_WHAT IS BEING ASKED_: Reproduce every entry that follows word for word, but omit the images.

_AVAILABLE RECORDS_:
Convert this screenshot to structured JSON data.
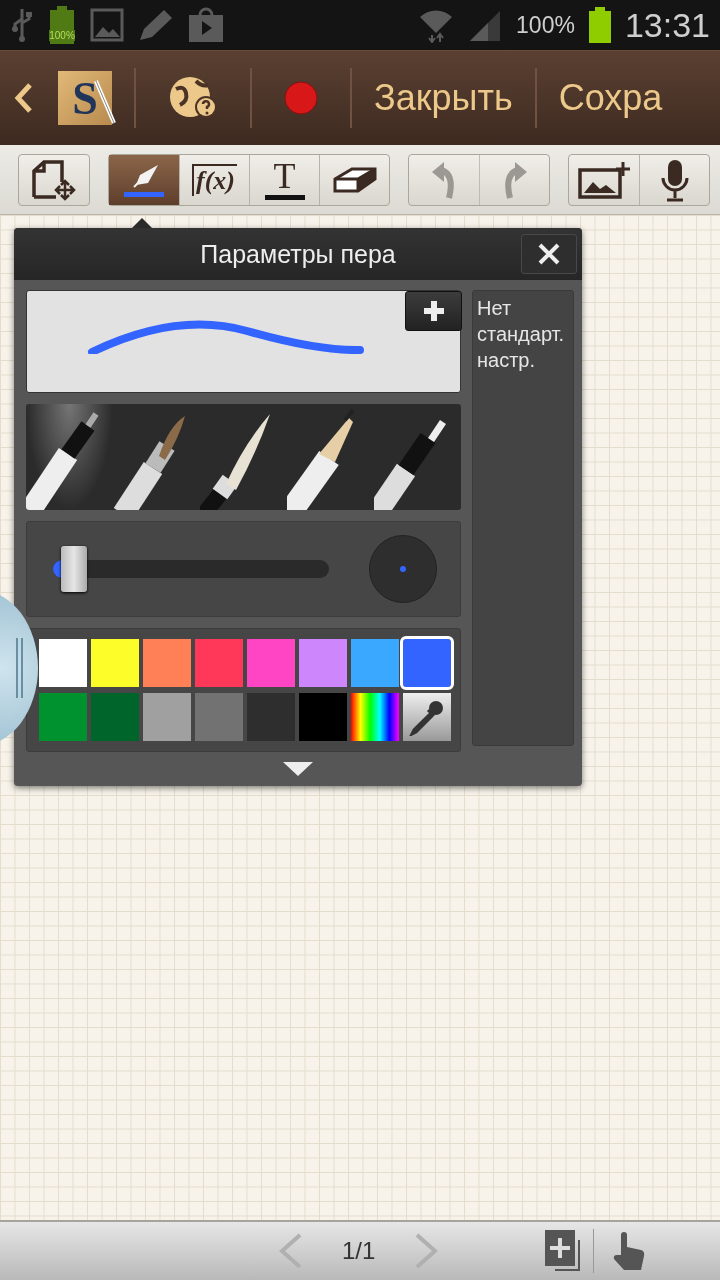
{
  "status_bar": {
    "battery_small_text": "100%",
    "battery": "100%",
    "time": "13:31"
  },
  "action_bar": {
    "logo_text": "S",
    "buttons": [
      "Закрыть",
      "Сохра"
    ]
  },
  "toolbar": {
    "groups": [
      {
        "tools": [
          {
            "kind": "insert-page"
          }
        ]
      },
      {
        "tools": [
          {
            "kind": "pen",
            "selected": true
          },
          {
            "kind": "formula",
            "label": "f(x)",
            "selected": false
          },
          {
            "kind": "text",
            "label": "T",
            "selected": false
          },
          {
            "kind": "eraser",
            "selected": false
          }
        ]
      },
      {
        "tools": [
          {
            "kind": "undo",
            "disabled": true
          },
          {
            "kind": "redo",
            "disabled": true
          }
        ]
      },
      {
        "tools": [
          {
            "kind": "image"
          },
          {
            "kind": "voice"
          }
        ]
      }
    ]
  },
  "pen_panel": {
    "title": "Параметры пера",
    "preset_note": "Нет стандарт. настр.",
    "pens": [
      {
        "kind": "fountain",
        "selected": true
      },
      {
        "kind": "brush",
        "selected": false
      },
      {
        "kind": "calligraphy",
        "selected": false
      },
      {
        "kind": "pencil",
        "selected": false
      },
      {
        "kind": "marker",
        "selected": false
      }
    ],
    "size": {
      "level": 0.05
    },
    "colors": [
      {
        "kind": "swatch",
        "color": "#ffffff",
        "selected": false
      },
      {
        "kind": "swatch",
        "color": "#fdfd2a",
        "selected": false
      },
      {
        "kind": "swatch",
        "color": "#ff7f57",
        "selected": false
      },
      {
        "kind": "swatch",
        "color": "#ff3759",
        "selected": false
      },
      {
        "kind": "swatch",
        "color": "#ff45c3",
        "selected": false
      },
      {
        "kind": "swatch",
        "color": "#cd86fb",
        "selected": false
      },
      {
        "kind": "swatch",
        "color": "#3aa8ff",
        "selected": false
      },
      {
        "kind": "swatch",
        "color": "#3464ff",
        "selected": true
      },
      {
        "kind": "swatch",
        "color": "#00922f",
        "selected": false
      },
      {
        "kind": "swatch",
        "color": "#00652a",
        "selected": false
      },
      {
        "kind": "swatch",
        "color": "#a0a0a0",
        "selected": false
      },
      {
        "kind": "swatch",
        "color": "#727272",
        "selected": false
      },
      {
        "kind": "swatch",
        "color": "#2e2e2e",
        "selected": false
      },
      {
        "kind": "swatch",
        "color": "#000000",
        "selected": false
      },
      {
        "kind": "spectrum",
        "selected": false
      },
      {
        "kind": "picker",
        "selected": false
      }
    ]
  },
  "page_nav": {
    "page": "1/1"
  }
}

_SOLUTION FOR THIS PROBLEM_:
Convert this screenshot to structured JSON data.
{
  "status_bar": {
    "battery_small_text": "100%",
    "battery": "100%",
    "time": "13:31"
  },
  "action_bar": {
    "logo_text": "S",
    "buttons": [
      "Закрыть",
      "Сохра"
    ]
  },
  "toolbar": {
    "groups": [
      {
        "tools": [
          {
            "kind": "insert-page"
          }
        ]
      },
      {
        "tools": [
          {
            "kind": "pen",
            "selected": true
          },
          {
            "kind": "formula",
            "label": "f(x)",
            "selected": false
          },
          {
            "kind": "text",
            "label": "T",
            "selected": false
          },
          {
            "kind": "eraser",
            "selected": false
          }
        ]
      },
      {
        "tools": [
          {
            "kind": "undo",
            "disabled": true
          },
          {
            "kind": "redo",
            "disabled": true
          }
        ]
      },
      {
        "tools": [
          {
            "kind": "image"
          },
          {
            "kind": "voice"
          }
        ]
      }
    ]
  },
  "pen_panel": {
    "title": "Параметры пера",
    "preset_note": "Нет стандарт. настр.",
    "pens": [
      {
        "kind": "fountain",
        "selected": true
      },
      {
        "kind": "brush",
        "selected": false
      },
      {
        "kind": "calligraphy",
        "selected": false
      },
      {
        "kind": "pencil",
        "selected": false
      },
      {
        "kind": "marker",
        "selected": false
      }
    ],
    "size": {
      "level": 0.05
    },
    "colors": [
      {
        "kind": "swatch",
        "color": "#ffffff",
        "selected": false
      },
      {
        "kind": "swatch",
        "color": "#fdfd2a",
        "selected": false
      },
      {
        "kind": "swatch",
        "color": "#ff7f57",
        "selected": false
      },
      {
        "kind": "swatch",
        "color": "#ff3759",
        "selected": false
      },
      {
        "kind": "swatch",
        "color": "#ff45c3",
        "selected": false
      },
      {
        "kind": "swatch",
        "color": "#cd86fb",
        "selected": false
      },
      {
        "kind": "swatch",
        "color": "#3aa8ff",
        "selected": false
      },
      {
        "kind": "swatch",
        "color": "#3464ff",
        "selected": true
      },
      {
        "kind": "swatch",
        "color": "#00922f",
        "selected": false
      },
      {
        "kind": "swatch",
        "color": "#00652a",
        "selected": false
      },
      {
        "kind": "swatch",
        "color": "#a0a0a0",
        "selected": false
      },
      {
        "kind": "swatch",
        "color": "#727272",
        "selected": false
      },
      {
        "kind": "swatch",
        "color": "#2e2e2e",
        "selected": false
      },
      {
        "kind": "swatch",
        "color": "#000000",
        "selected": false
      },
      {
        "kind": "spectrum",
        "selected": false
      },
      {
        "kind": "picker",
        "selected": false
      }
    ]
  },
  "page_nav": {
    "page": "1/1"
  }
}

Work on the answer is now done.